====== RECORD EXTRACTS ======

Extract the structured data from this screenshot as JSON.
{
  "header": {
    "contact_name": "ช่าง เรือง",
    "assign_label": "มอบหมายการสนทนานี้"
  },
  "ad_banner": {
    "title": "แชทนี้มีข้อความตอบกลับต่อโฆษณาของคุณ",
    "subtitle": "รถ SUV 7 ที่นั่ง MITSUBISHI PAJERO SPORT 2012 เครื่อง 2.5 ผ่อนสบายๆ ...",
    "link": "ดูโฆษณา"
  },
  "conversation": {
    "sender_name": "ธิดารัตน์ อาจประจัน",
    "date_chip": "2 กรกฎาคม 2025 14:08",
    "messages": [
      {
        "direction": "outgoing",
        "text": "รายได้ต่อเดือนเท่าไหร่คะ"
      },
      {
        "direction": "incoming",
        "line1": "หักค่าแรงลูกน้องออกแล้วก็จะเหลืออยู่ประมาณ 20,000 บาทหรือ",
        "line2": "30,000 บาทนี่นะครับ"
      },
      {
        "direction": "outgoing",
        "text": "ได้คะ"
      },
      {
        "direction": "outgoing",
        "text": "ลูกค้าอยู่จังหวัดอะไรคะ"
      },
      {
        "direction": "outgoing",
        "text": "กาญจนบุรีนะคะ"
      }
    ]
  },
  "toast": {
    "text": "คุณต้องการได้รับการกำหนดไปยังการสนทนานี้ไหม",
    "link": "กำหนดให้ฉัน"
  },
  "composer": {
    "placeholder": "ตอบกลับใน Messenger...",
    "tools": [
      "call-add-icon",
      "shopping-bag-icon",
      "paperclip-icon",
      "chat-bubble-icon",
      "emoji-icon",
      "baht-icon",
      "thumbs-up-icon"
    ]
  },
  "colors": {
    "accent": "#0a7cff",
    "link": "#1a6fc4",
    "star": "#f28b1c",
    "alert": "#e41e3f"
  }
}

======

§ **WRITTEN PROBLEM**
Retype the material in full, character for character.

§ **RESULT OF THIS EXERCISE**
Extract the structured data from this screenshot as JSON.
{
  "header": {
    "contact_name": "ช่าง เรือง",
    "assign_label": "มอบหมายการสนทนานี้"
  },
  "ad_banner": {
    "title": "แชทนี้มีข้อความตอบกลับต่อโฆษณาของคุณ",
    "subtitle": "รถ SUV 7 ที่นั่ง MITSUBISHI PAJERO SPORT 2012 เครื่อง 2.5 ผ่อนสบายๆ ...",
    "link": "ดูโฆษณา"
  },
  "conversation": {
    "sender_name": "ธิดารัตน์ อาจประจัน",
    "date_chip": "2 กรกฎาคม 2025 14:08",
    "messages": [
      {
        "direction": "outgoing",
        "text": "รายได้ต่อเดือนเท่าไหร่คะ"
      },
      {
        "direction": "incoming",
        "line1": "หักค่าแรงลูกน้องออกแล้วก็จะเหลืออยู่ประมาณ 20,000 บาทหรือ",
        "line2": "30,000 บาทนี่นะครับ"
      },
      {
        "direction": "outgoing",
        "text": "ได้คะ"
      },
      {
        "direction": "outgoing",
        "text": "ลูกค้าอยู่จังหวัดอะไรคะ"
      },
      {
        "direction": "outgoing",
        "text": "กาญจนบุรีนะคะ"
      }
    ]
  },
  "toast": {
    "text": "คุณต้องการได้รับการกำหนดไปยังการสนทนานี้ไหม",
    "link": "กำหนดให้ฉัน"
  },
  "composer": {
    "placeholder": "ตอบกลับใน Messenger...",
    "tools": [
      "call-add-icon",
      "shopping-bag-icon",
      "paperclip-icon",
      "chat-bubble-icon",
      "emoji-icon",
      "baht-icon",
      "thumbs-up-icon"
    ]
  },
  "colors": {
    "accent": "#0a7cff",
    "link": "#1a6fc4",
    "star": "#f28b1c",
    "alert": "#e41e3f"
  }
}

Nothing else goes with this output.